◆ Objective
Output an exact reproduction of the data.

◆ Extracted material
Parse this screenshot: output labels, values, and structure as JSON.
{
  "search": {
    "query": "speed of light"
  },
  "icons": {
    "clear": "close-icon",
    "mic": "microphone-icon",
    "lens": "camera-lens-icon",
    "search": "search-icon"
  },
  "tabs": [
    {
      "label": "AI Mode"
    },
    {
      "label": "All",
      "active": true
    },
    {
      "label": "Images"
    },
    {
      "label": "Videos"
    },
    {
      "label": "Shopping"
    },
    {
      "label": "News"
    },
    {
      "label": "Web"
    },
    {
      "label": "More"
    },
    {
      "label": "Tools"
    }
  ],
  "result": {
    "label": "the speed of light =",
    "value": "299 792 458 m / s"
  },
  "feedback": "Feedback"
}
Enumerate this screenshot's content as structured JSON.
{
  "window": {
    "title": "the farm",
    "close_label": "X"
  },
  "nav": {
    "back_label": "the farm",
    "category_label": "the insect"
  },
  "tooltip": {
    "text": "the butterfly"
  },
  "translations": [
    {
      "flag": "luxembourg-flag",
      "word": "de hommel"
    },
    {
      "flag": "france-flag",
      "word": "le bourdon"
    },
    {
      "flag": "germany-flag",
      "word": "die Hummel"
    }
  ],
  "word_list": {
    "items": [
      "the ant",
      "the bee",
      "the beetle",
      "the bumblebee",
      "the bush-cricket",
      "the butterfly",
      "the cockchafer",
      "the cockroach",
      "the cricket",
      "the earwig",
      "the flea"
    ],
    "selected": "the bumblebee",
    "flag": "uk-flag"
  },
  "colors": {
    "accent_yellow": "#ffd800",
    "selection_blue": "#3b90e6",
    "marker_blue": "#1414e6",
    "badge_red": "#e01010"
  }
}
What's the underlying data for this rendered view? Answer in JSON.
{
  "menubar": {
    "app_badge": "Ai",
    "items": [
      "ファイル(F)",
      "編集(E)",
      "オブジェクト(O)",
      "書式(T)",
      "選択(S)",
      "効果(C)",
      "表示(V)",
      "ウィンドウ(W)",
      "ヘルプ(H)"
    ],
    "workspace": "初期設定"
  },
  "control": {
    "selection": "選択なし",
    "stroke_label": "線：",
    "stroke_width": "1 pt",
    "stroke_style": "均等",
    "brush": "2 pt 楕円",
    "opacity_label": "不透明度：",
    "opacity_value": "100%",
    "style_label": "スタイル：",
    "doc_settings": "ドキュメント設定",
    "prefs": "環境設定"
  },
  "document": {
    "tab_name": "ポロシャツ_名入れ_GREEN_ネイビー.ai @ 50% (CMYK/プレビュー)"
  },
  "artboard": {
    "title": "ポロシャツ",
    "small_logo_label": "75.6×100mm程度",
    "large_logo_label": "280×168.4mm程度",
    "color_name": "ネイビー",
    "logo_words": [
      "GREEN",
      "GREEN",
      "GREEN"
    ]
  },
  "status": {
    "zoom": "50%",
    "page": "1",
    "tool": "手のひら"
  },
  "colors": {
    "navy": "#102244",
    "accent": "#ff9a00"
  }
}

◆ Solution to this problem
Parse this screenshot: output labels, values, and structure as JSON.
{
  "search": {
    "query": "speed of light"
  },
  "icons": {
    "clear": "close-icon",
    "mic": "microphone-icon",
    "lens": "camera-lens-icon",
    "search": "search-icon"
  },
  "tabs": [
    {
      "label": "AI Mode"
    },
    {
      "label": "All",
      "active": true
    },
    {
      "label": "Images"
    },
    {
      "label": "Videos"
    },
    {
      "label": "Shopping"
    },
    {
      "label": "News"
    },
    {
      "label": "Web"
    },
    {
      "label": "More"
    },
    {
      "label": "Tools"
    }
  ],
  "result": {
    "label": "the speed of light =",
    "value": "299 792 458 m / s"
  },
  "feedback": "Feedback"
}
Enumerate this screenshot's content as structured JSON.
{
  "window": {
    "title": "the farm",
    "close_label": "X"
  },
  "nav": {
    "back_label": "the farm",
    "category_label": "the insect"
  },
  "tooltip": {
    "text": "the butterfly"
  },
  "translations": [
    {
      "flag": "luxembourg-flag",
      "word": "de hommel"
    },
    {
      "flag": "france-flag",
      "word": "le bourdon"
    },
    {
      "flag": "germany-flag",
      "word": "die Hummel"
    }
  ],
  "word_list": {
    "items": [
      "the ant",
      "the bee",
      "the beetle",
      "the bumblebee",
      "the bush-cricket",
      "the butterfly",
      "the cockchafer",
      "the cockroach",
      "the cricket",
      "the earwig",
      "the flea"
    ],
    "selected": "the bumblebee",
    "flag": "uk-flag"
  },
  "colors": {
    "accent_yellow": "#ffd800",
    "selection_blue": "#3b90e6",
    "marker_blue": "#1414e6",
    "badge_red": "#e01010"
  }
}
What's the underlying data for this rendered view? Answer in JSON.
{
  "menubar": {
    "app_badge": "Ai",
    "items": [
      "ファイル(F)",
      "編集(E)",
      "オブジェクト(O)",
      "書式(T)",
      "選択(S)",
      "効果(C)",
      "表示(V)",
      "ウィンドウ(W)",
      "ヘルプ(H)"
    ],
    "workspace": "初期設定"
  },
  "control": {
    "selection": "選択なし",
    "stroke_label": "線：",
    "stroke_width": "1 pt",
    "stroke_style": "均等",
    "brush": "2 pt 楕円",
    "opacity_label": "不透明度：",
    "opacity_value": "100%",
    "style_label": "スタイル：",
    "doc_settings": "ドキュメント設定",
    "prefs": "環境設定"
  },
  "document": {
    "tab_name": "ポロシャツ_名入れ_GREEN_ネイビー.ai @ 50% (CMYK/プレビュー)"
  },
  "artboard": {
    "title": "ポロシャツ",
    "small_logo_label": "75.6×100mm程度",
    "large_logo_label": "280×168.4mm程度",
    "color_name": "ネイビー",
    "logo_words": [
      "GREEN",
      "GREEN",
      "GREEN"
    ]
  },
  "status": {
    "zoom": "50%",
    "page": "1",
    "tool": "手のひら"
  },
  "colors": {
    "navy": "#102244",
    "accent": "#ff9a00"
  }
}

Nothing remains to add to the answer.